-- START --
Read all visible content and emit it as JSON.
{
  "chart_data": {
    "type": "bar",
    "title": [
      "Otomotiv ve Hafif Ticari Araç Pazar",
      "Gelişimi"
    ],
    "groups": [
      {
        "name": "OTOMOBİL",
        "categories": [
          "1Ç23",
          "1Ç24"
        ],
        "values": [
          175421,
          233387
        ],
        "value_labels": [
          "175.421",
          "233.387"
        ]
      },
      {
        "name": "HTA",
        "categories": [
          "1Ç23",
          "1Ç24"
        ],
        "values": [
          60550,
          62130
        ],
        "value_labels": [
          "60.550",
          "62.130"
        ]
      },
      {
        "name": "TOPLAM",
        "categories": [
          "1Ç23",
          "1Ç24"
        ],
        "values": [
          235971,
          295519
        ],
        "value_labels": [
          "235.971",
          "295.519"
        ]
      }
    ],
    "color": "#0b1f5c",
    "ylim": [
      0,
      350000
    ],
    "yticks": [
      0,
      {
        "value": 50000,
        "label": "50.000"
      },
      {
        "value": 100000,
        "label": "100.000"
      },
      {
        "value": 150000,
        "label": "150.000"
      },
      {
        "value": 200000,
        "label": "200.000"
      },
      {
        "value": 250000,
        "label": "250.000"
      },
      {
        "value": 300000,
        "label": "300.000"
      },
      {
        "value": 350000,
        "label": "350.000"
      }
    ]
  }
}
-- END --
Exercise objective ▸ Every line above should be written out again exactly as it stands.

The result ▸
Read all visible content and emit it as JSON.
{
  "chart_data": {
    "type": "bar",
    "title": [
      "Otomotiv ve Hafif Ticari Araç Pazar",
      "Gelişimi"
    ],
    "groups": [
      {
        "name": "OTOMOBİL",
        "categories": [
          "1Ç23",
          "1Ç24"
        ],
        "values": [
          175421,
          233387
        ],
        "value_labels": [
          "175.421",
          "233.387"
        ]
      },
      {
        "name": "HTA",
        "categories": [
          "1Ç23",
          "1Ç24"
        ],
        "values": [
          60550,
          62130
        ],
        "value_labels": [
          "60.550",
          "62.130"
        ]
      },
      {
        "name": "TOPLAM",
        "categories": [
          "1Ç23",
          "1Ç24"
        ],
        "values": [
          235971,
          295519
        ],
        "value_labels": [
          "235.971",
          "295.519"
        ]
      }
    ],
    "color": "#0b1f5c",
    "ylim": [
      0,
      350000
    ],
    "yticks": [
      0,
      {
        "value": 50000,
        "label": "50.000"
      },
      {
        "value": 100000,
        "label": "100.000"
      },
      {
        "value": 150000,
        "label": "150.000"
      },
      {
        "value": 200000,
        "label": "200.000"
      },
      {
        "value": 250000,
        "label": "250.000"
      },
      {
        "value": 300000,
        "label": "300.000"
      },
      {
        "value": 350000,
        "label": "350.000"
      }
    ]
  }
}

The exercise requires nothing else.